Task brief:
Copy every line of the data that contains the string "this".

* * * * * * * * *

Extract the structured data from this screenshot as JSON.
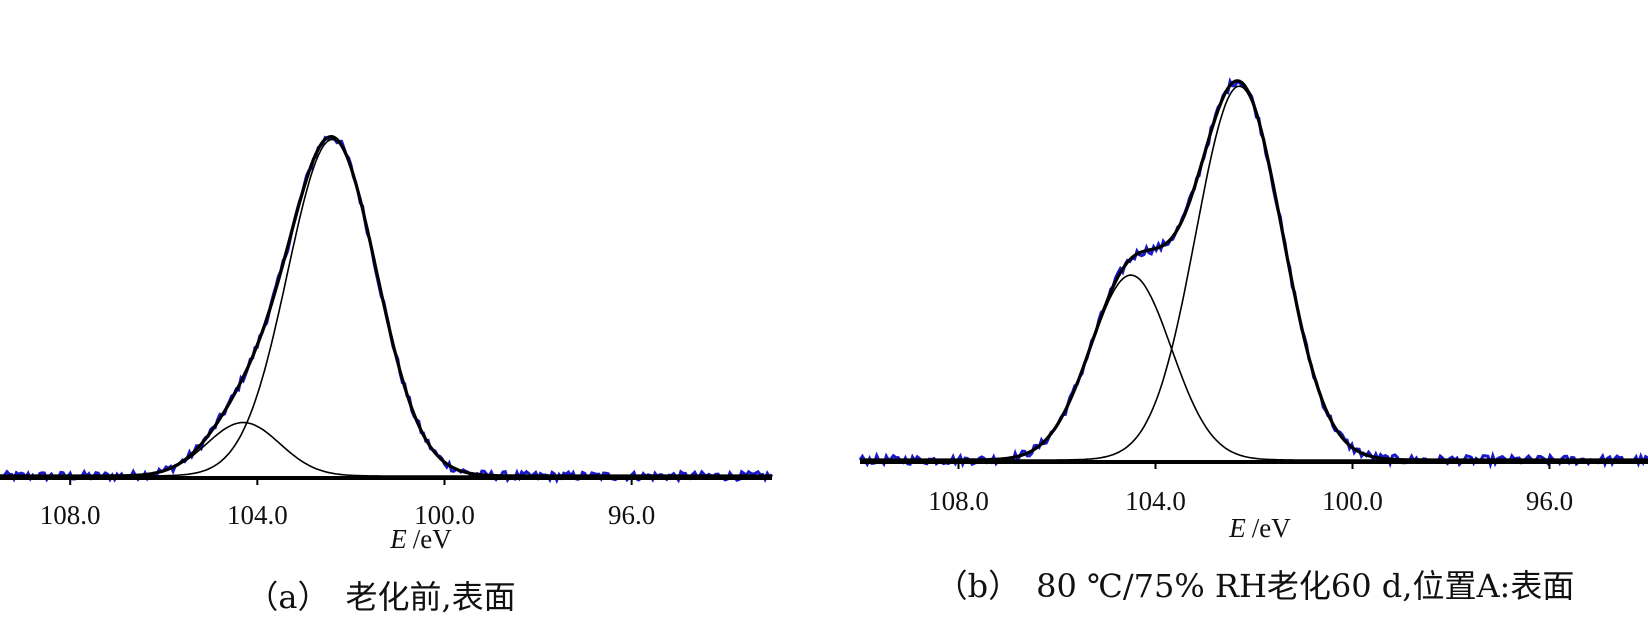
{
  "colors": {
    "raw": "#1a1acc",
    "envelope": "#000000",
    "component": "#000000",
    "axis": "#000000"
  },
  "chart_data": [
    {
      "type": "line",
      "panel": "a",
      "caption": "（a）　老化前,表面",
      "xlabel_var": "E",
      "xlabel_unit": "/eV",
      "x_reversed": true,
      "xlim": [
        109.5,
        93.0
      ],
      "ylim": [
        0,
        1
      ],
      "xticks": [
        108.0,
        104.0,
        100.0,
        96.0
      ],
      "xtick_labels": [
        "108.0",
        "104.0",
        "100.0",
        "96.0"
      ],
      "baseline": 0.0,
      "components": [
        {
          "center": 102.4,
          "height": 0.85,
          "sigma": 0.95
        },
        {
          "center": 104.3,
          "height": 0.135,
          "sigma": 0.78
        }
      ],
      "series": [
        {
          "role": "raw_data"
        },
        {
          "role": "envelope_fit"
        },
        {
          "role": "component_1"
        },
        {
          "role": "component_2"
        }
      ]
    },
    {
      "type": "line",
      "panel": "b",
      "caption": "（b）　80 ℃/75% RH老化60 d,位置A:表面",
      "xlabel_var": "E",
      "xlabel_unit": "/eV",
      "x_reversed": true,
      "xlim": [
        110.0,
        94.0
      ],
      "ylim": [
        0,
        1
      ],
      "xticks": [
        108.0,
        104.0,
        100.0,
        96.0
      ],
      "xtick_labels": [
        "108.0",
        "104.0",
        "100.0",
        "96.0"
      ],
      "baseline": 0.0,
      "components": [
        {
          "center": 102.3,
          "height": 0.93,
          "sigma": 0.88
        },
        {
          "center": 104.5,
          "height": 0.46,
          "sigma": 0.82
        }
      ],
      "series": [
        {
          "role": "raw_data"
        },
        {
          "role": "envelope_fit"
        },
        {
          "role": "component_1"
        },
        {
          "role": "component_2"
        }
      ]
    }
  ]
}
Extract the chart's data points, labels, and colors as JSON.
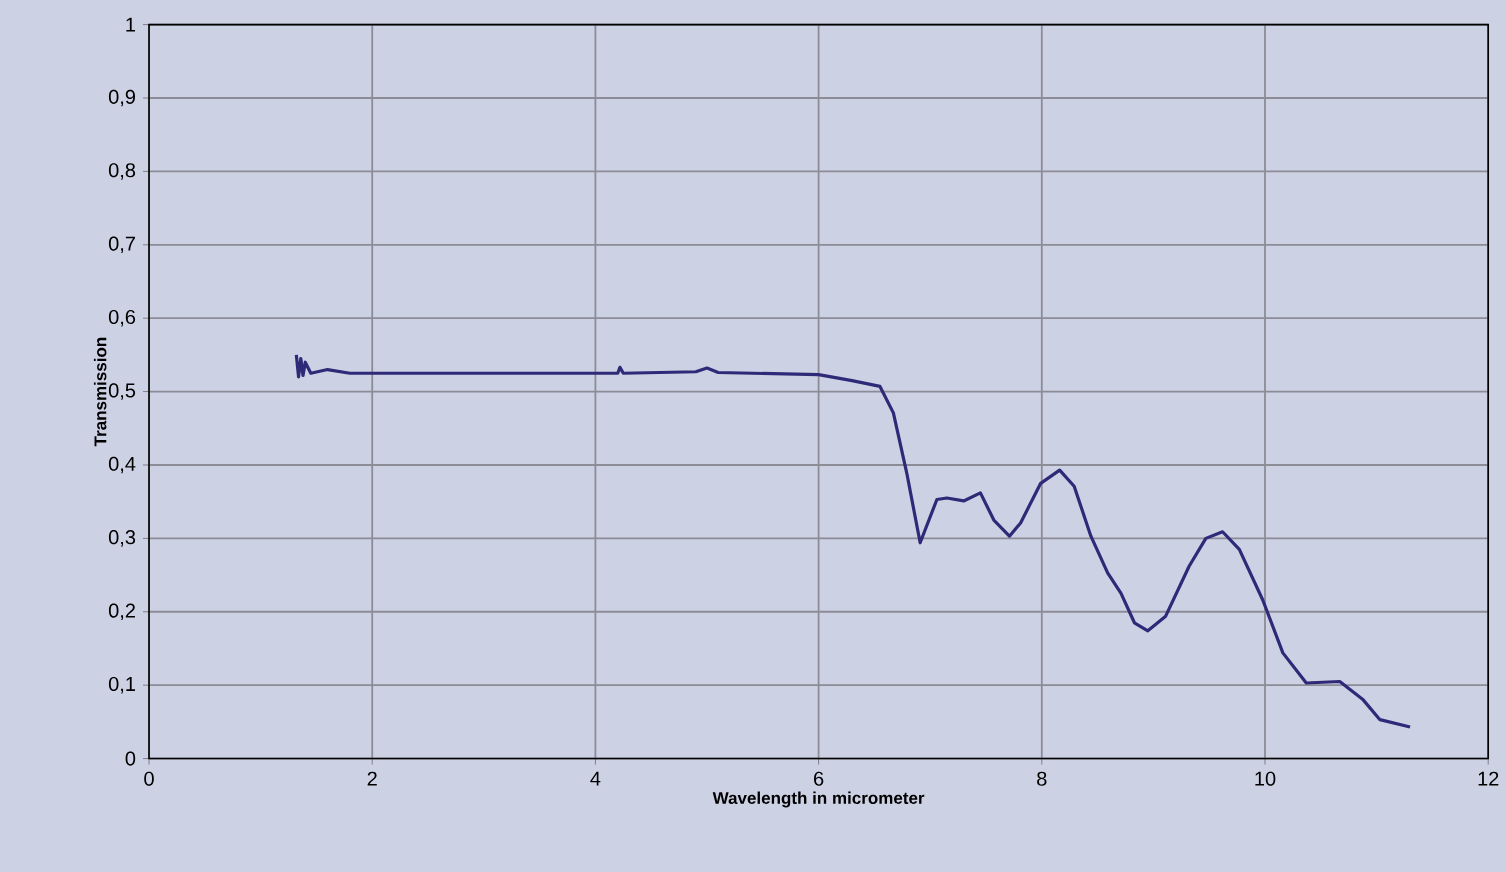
{
  "chart_data": {
    "type": "line",
    "xlabel": "Wavelength in micrometer",
    "ylabel": "Transmission",
    "xlim": [
      0,
      12
    ],
    "xticks": [
      0,
      2,
      4,
      6,
      8,
      10,
      12
    ],
    "ylim": [
      0,
      1
    ],
    "yticks": [
      0,
      {
        "value": 0.1,
        "label": "0,1"
      },
      {
        "value": 0.2,
        "label": "0,2"
      },
      {
        "value": 0.3,
        "label": "0,3"
      },
      {
        "value": 0.4,
        "label": "0,4"
      },
      {
        "value": 0.5,
        "label": "0,5"
      },
      {
        "value": 0.6,
        "label": "0,6"
      },
      {
        "value": 0.7,
        "label": "0,7"
      },
      {
        "value": 0.8,
        "label": "0,8"
      },
      {
        "value": 0.9,
        "label": "0,9"
      },
      1
    ],
    "grid": true,
    "x": [
      1.32,
      1.34,
      1.36,
      1.38,
      1.4,
      1.45,
      1.6,
      1.8,
      3.0,
      4.2,
      4.22,
      4.25,
      4.9,
      5.0,
      5.1,
      6.0,
      6.3,
      6.55,
      6.67,
      6.79,
      6.91,
      7.06,
      7.15,
      7.3,
      7.45,
      7.57,
      7.71,
      7.81,
      7.99,
      8.16,
      8.29,
      8.44,
      8.59,
      8.71,
      8.83,
      8.95,
      9.11,
      9.32,
      9.47,
      9.62,
      9.77,
      9.98,
      10.16,
      10.37,
      10.67,
      10.88,
      11.03,
      11.3
    ],
    "series": [
      {
        "color": "#2e2a78",
        "values": [
          0.55,
          0.52,
          0.545,
          0.522,
          0.54,
          0.525,
          0.53,
          0.525,
          0.525,
          0.525,
          0.533,
          0.525,
          0.527,
          0.532,
          0.526,
          0.523,
          0.515,
          0.507,
          0.471,
          0.389,
          0.294,
          0.353,
          0.355,
          0.351,
          0.362,
          0.325,
          0.303,
          0.321,
          0.375,
          0.393,
          0.371,
          0.303,
          0.253,
          0.225,
          0.185,
          0.174,
          0.194,
          0.262,
          0.3,
          0.309,
          0.285,
          0.216,
          0.144,
          0.103,
          0.105,
          0.08,
          0.053,
          0.043
        ]
      }
    ]
  }
}
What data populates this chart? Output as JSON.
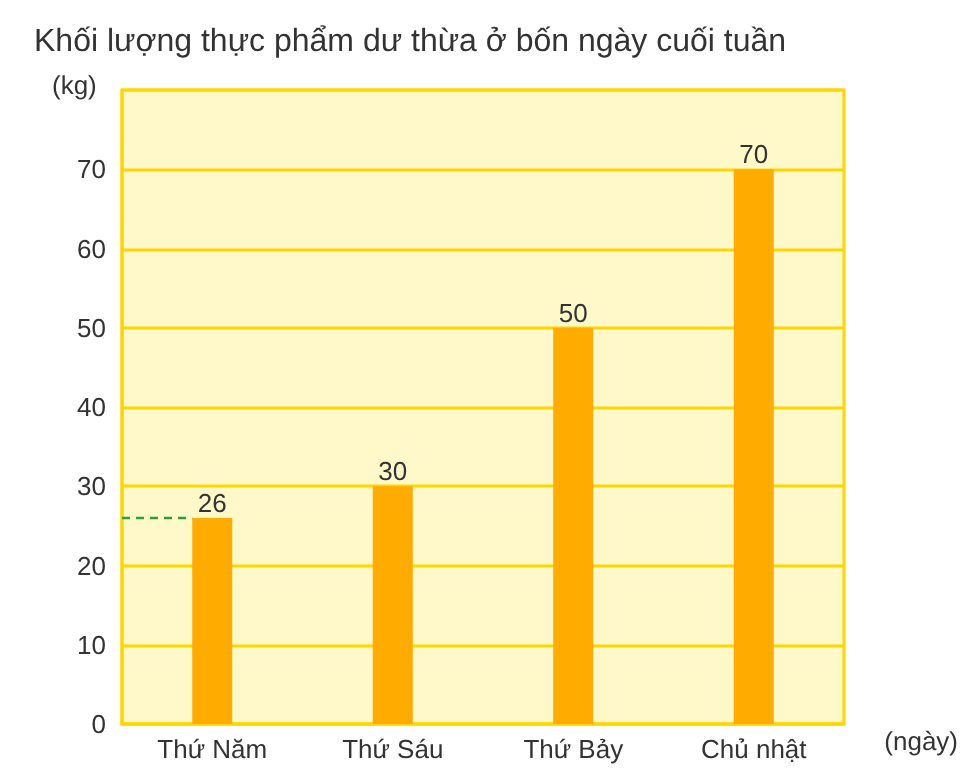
{
  "chart_data": {
    "type": "bar",
    "title": "Khối lượng thực phẩm dư thừa ở bốn ngày cuối tuần",
    "ylabel": "(kg)",
    "xlabel": "(ngày)",
    "categories": [
      "Thứ Năm",
      "Thứ Sáu",
      "Thứ Bảy",
      "Chủ nhật"
    ],
    "values": [
      26,
      30,
      50,
      70
    ],
    "color": "#ffab00",
    "data_labels": true,
    "ylim": [
      0,
      80
    ],
    "yticks": [
      0,
      10,
      20,
      30,
      40,
      50,
      60,
      70,
      {
        "value": 80,
        "label": null
      }
    ],
    "grid": "y",
    "ref_lines": [
      {
        "axis": "y",
        "value": 26,
        "color": "#2e9e3a",
        "line_style": "dashed"
      }
    ]
  }
}
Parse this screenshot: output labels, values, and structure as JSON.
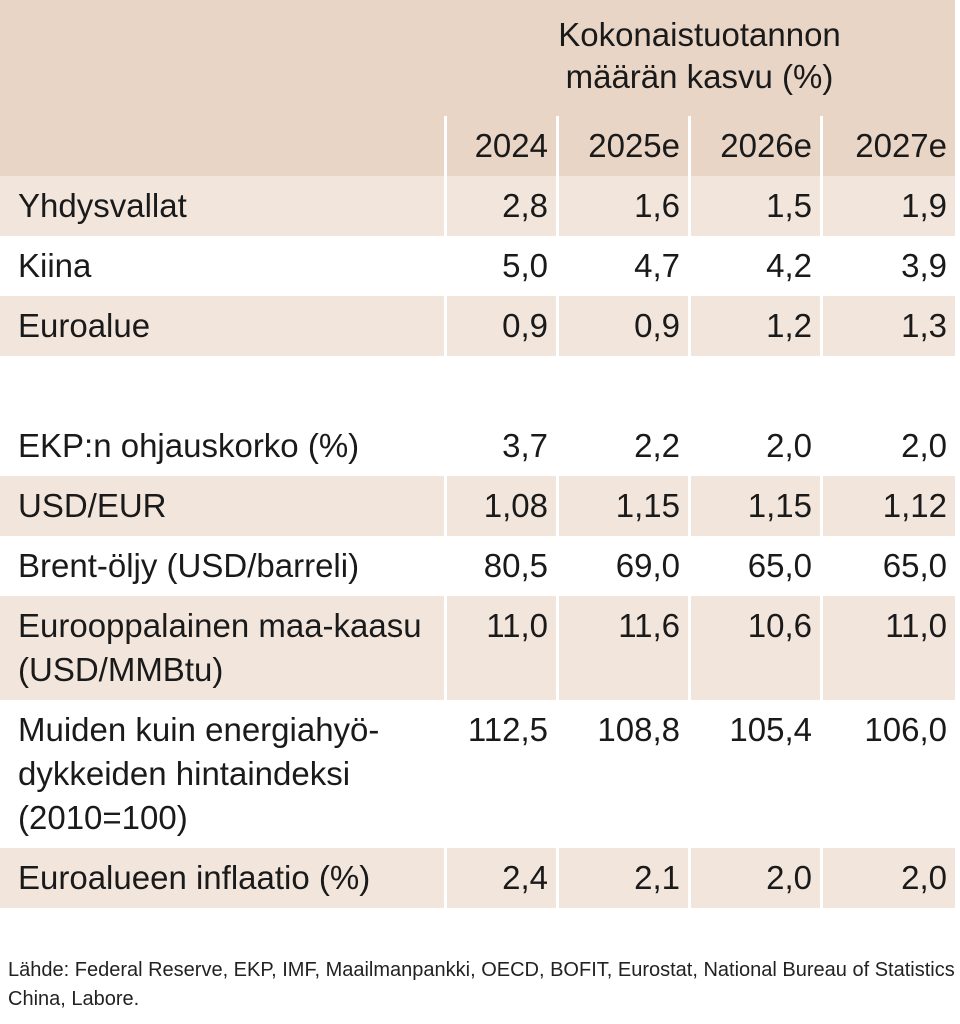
{
  "header": {
    "title_line1": "Kokonaistuotannon",
    "title_line2": "määrän kasvu (%)",
    "years": [
      "2024",
      "2025e",
      "2026e",
      "2027e"
    ]
  },
  "rows": [
    {
      "label": "Yhdysvallat",
      "values": [
        "2,8",
        "1,6",
        "1,5",
        "1,9"
      ]
    },
    {
      "label": "Kiina",
      "values": [
        "5,0",
        "4,7",
        "4,2",
        "3,9"
      ]
    },
    {
      "label": "Euroalue",
      "values": [
        "0,9",
        "0,9",
        "1,2",
        "1,3"
      ]
    },
    {
      "label": "",
      "values": [
        "",
        "",
        "",
        ""
      ]
    },
    {
      "label": "EKP:n ohjauskorko (%)",
      "values": [
        "3,7",
        "2,2",
        "2,0",
        "2,0"
      ]
    },
    {
      "label": "USD/EUR",
      "values": [
        "1,08",
        "1,15",
        "1,15",
        "1,12"
      ]
    },
    {
      "label": "Brent-öljy (USD/barreli)",
      "values": [
        "80,5",
        "69,0",
        "65,0",
        "65,0"
      ]
    },
    {
      "label": "Eurooppalainen maa-kaasu (USD/MMBtu)",
      "values": [
        "11,0",
        "11,6",
        "10,6",
        "11,0"
      ]
    },
    {
      "label": "Muiden kuin energiahyö-dykkeiden hintaindeksi (2010=100)",
      "values": [
        "112,5",
        "108,8",
        "105,4",
        "106,0"
      ]
    },
    {
      "label": "Euroalueen inflaatio (%)",
      "values": [
        "2,4",
        "2,1",
        "2,0",
        "2,0"
      ]
    }
  ],
  "source": "Lähde: Federal Reserve, EKP, IMF, Maailmanpankki, OECD, BOFIT, Eurostat, National Bureau of Statistics China, Labore.",
  "colors": {
    "header_bg": "#e8d5c6",
    "shaded_row": "#f2e5dc"
  }
}
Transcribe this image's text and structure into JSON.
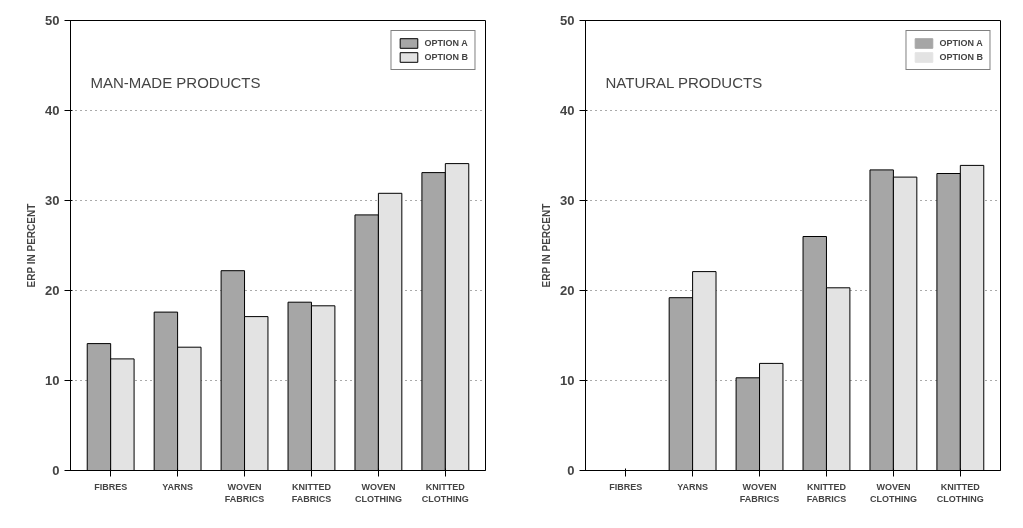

* * * * * * * * *

Reply:
Extract the structured data from this screenshot as JSON.
What data populates this chart? Output as JSON.
Parse this screenshot: output labels, values, and structure as JSON.
Transcribe this image's text and structure into JSON.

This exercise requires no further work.